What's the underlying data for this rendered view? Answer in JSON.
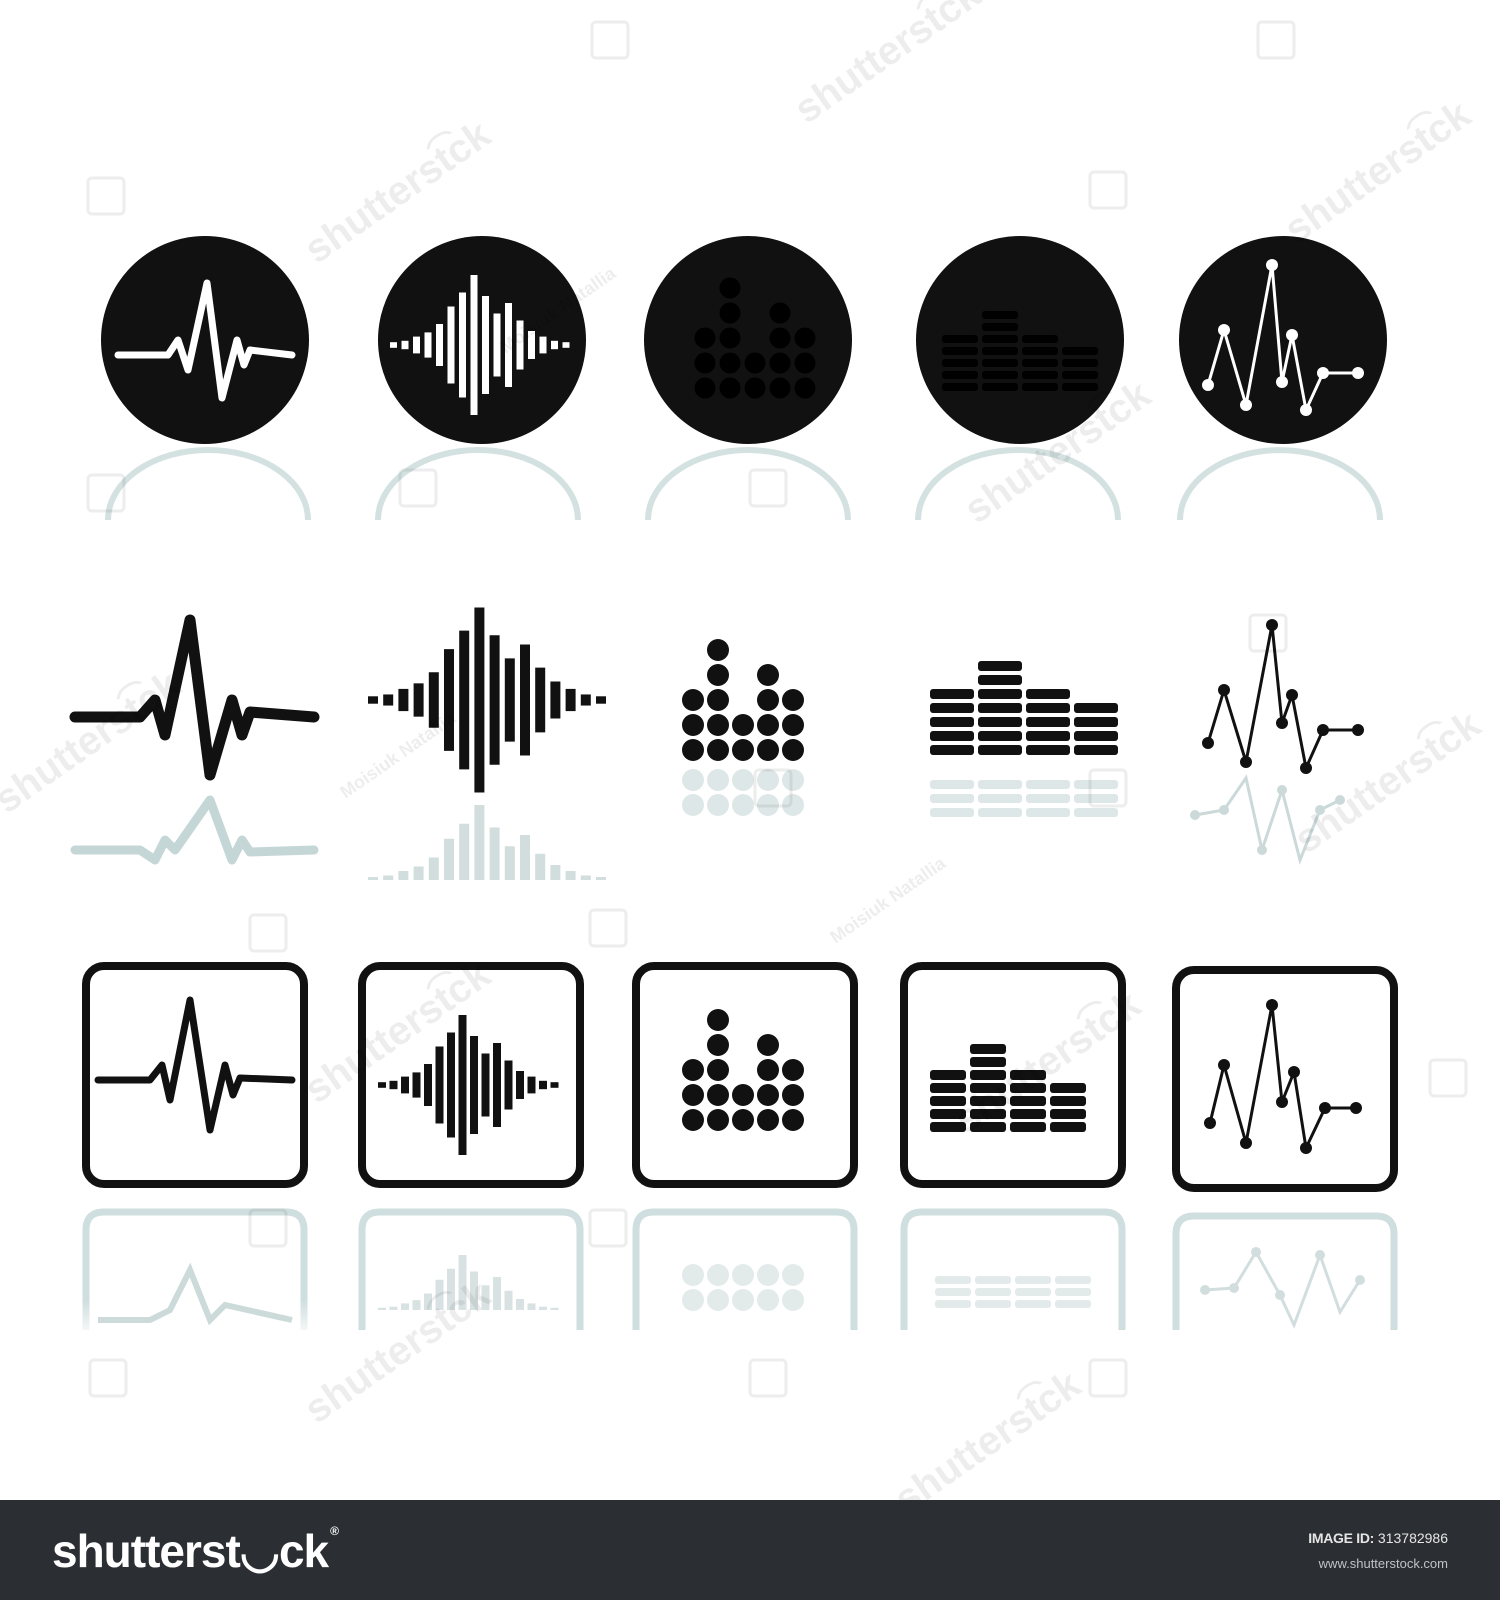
{
  "icon_set": {
    "types": [
      "heartbeat-wave",
      "sound-wave",
      "dot-equalizer",
      "bar-equalizer",
      "line-graph"
    ],
    "styles": [
      "circle-badge",
      "plain-with-reflection",
      "rounded-square-frame"
    ],
    "colors": {
      "icon": "#111111",
      "reflection": "#7fa3a3",
      "background": "#ffffff"
    }
  },
  "watermark": {
    "brand": "shutterst͡ck",
    "author": "Moisiuk Natallia"
  },
  "footer": {
    "logo": "shutterst◡ck",
    "logo_mark": "®",
    "image_id_label": "IMAGE ID:",
    "image_id_value": "313782986",
    "site": "www.shutterstock.com",
    "background": "#2b2e33"
  }
}
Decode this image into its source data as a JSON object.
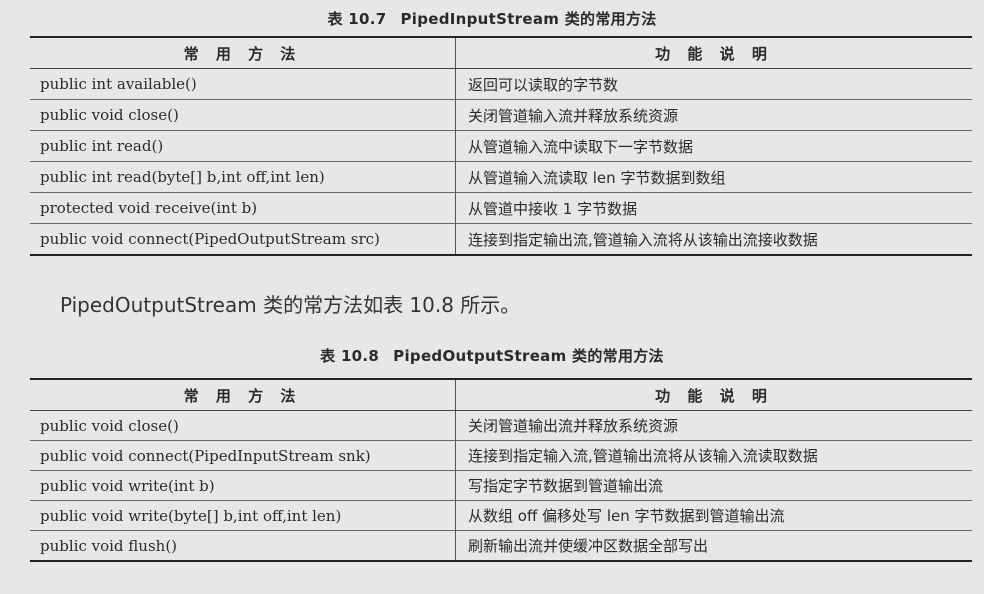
{
  "table1": {
    "caption_num": "表 10.7",
    "caption_title": "PipedInputStream 类的常用方法",
    "headers": [
      "常 用 方 法",
      "功 能 说 明"
    ],
    "rows": [
      [
        "public int available()",
        "返回可以读取的字节数"
      ],
      [
        "public void close()",
        "关闭管道输入流并释放系统资源"
      ],
      [
        "public int read()",
        "从管道输入流中读取下一字节数据"
      ],
      [
        "public int read(byte[] b,int off,int len)",
        "从管道输入流读取 len 字节数据到数组"
      ],
      [
        "protected void receive(int b)",
        "从管道中接收 1 字节数据"
      ],
      [
        "public void connect(PipedOutputStream src)",
        "连接到指定输出流,管道输入流将从该输出流接收数据"
      ]
    ]
  },
  "paragraph": "PipedOutputStream 类的常方法如表 10.8 所示。",
  "table2": {
    "caption_num": "表 10.8",
    "caption_title": "PipedOutputStream 类的常用方法",
    "headers": [
      "常 用 方 法",
      "功 能 说 明"
    ],
    "rows": [
      [
        "public void close()",
        "关闭管道输出流并释放系统资源"
      ],
      [
        "public void connect(PipedInputStream snk)",
        "连接到指定输入流,管道输出流将从该输入流读取数据"
      ],
      [
        "public void write(int b)",
        "写指定字节数据到管道输出流"
      ],
      [
        "public void write(byte[] b,int off,int len)",
        "从数组 off 偏移处写 len 字节数据到管道输出流"
      ],
      [
        "public void flush()",
        "刷新输出流并使缓冲区数据全部写出"
      ]
    ]
  }
}
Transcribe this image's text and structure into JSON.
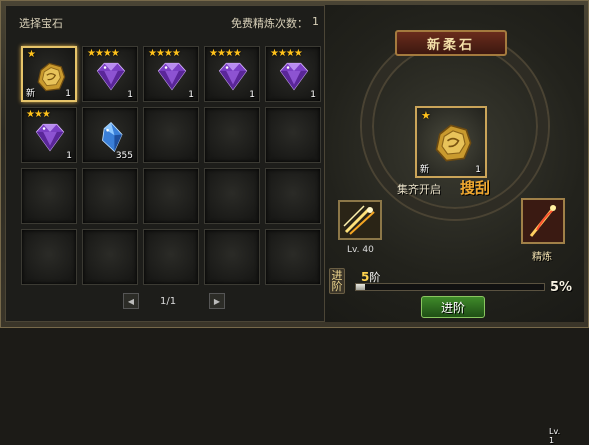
{
  "left_panel": {
    "title": "选择宝石",
    "free_label": "免费精炼次数：",
    "free_count": "1",
    "slots": [
      {
        "type": "gold-stone",
        "stars": "★",
        "qty": "1",
        "new": "新",
        "selected": true
      },
      {
        "type": "purple-gem",
        "stars": "★★★★",
        "qty": "1"
      },
      {
        "type": "purple-gem",
        "stars": "★★★★",
        "qty": "1"
      },
      {
        "type": "purple-gem",
        "stars": "★★★★",
        "qty": "1"
      },
      {
        "type": "purple-gem",
        "stars": "★★★★",
        "qty": "1"
      },
      {
        "type": "purple-gem",
        "stars": "★★★",
        "qty": "1"
      },
      {
        "type": "blue-crystal",
        "stars": "",
        "qty": "355"
      },
      {},
      {},
      {},
      {},
      {},
      {},
      {},
      {},
      {},
      {},
      {},
      {},
      {}
    ],
    "pager": {
      "text": "1/1",
      "prev_icon": "prev-arrow-icon",
      "next_icon": "next-arrow-icon"
    }
  },
  "right_panel": {
    "title": "新柔石",
    "main_slot": {
      "stars": "★",
      "new": "新",
      "qty": "1"
    },
    "unlock_text": "集齐开启",
    "unlock_skill": "搜刮",
    "skill_level": "Lv. 40",
    "refine": {
      "level": "Lv. 1",
      "label": "精炼"
    },
    "advance_label": "进阶",
    "stage_num": "5",
    "stage_suffix": "阶",
    "progress": 0.05,
    "progress_text": "5%",
    "advance_button": "进阶"
  }
}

+===+

* _Task goal_: Look for the word "PipedInputStream" in every line of the listing and copy the lines that have it.

* _Final result_:
    "caption_title": "PipedInputStream 类的常用方法",
        "public void connect(PipedInputStream snk)",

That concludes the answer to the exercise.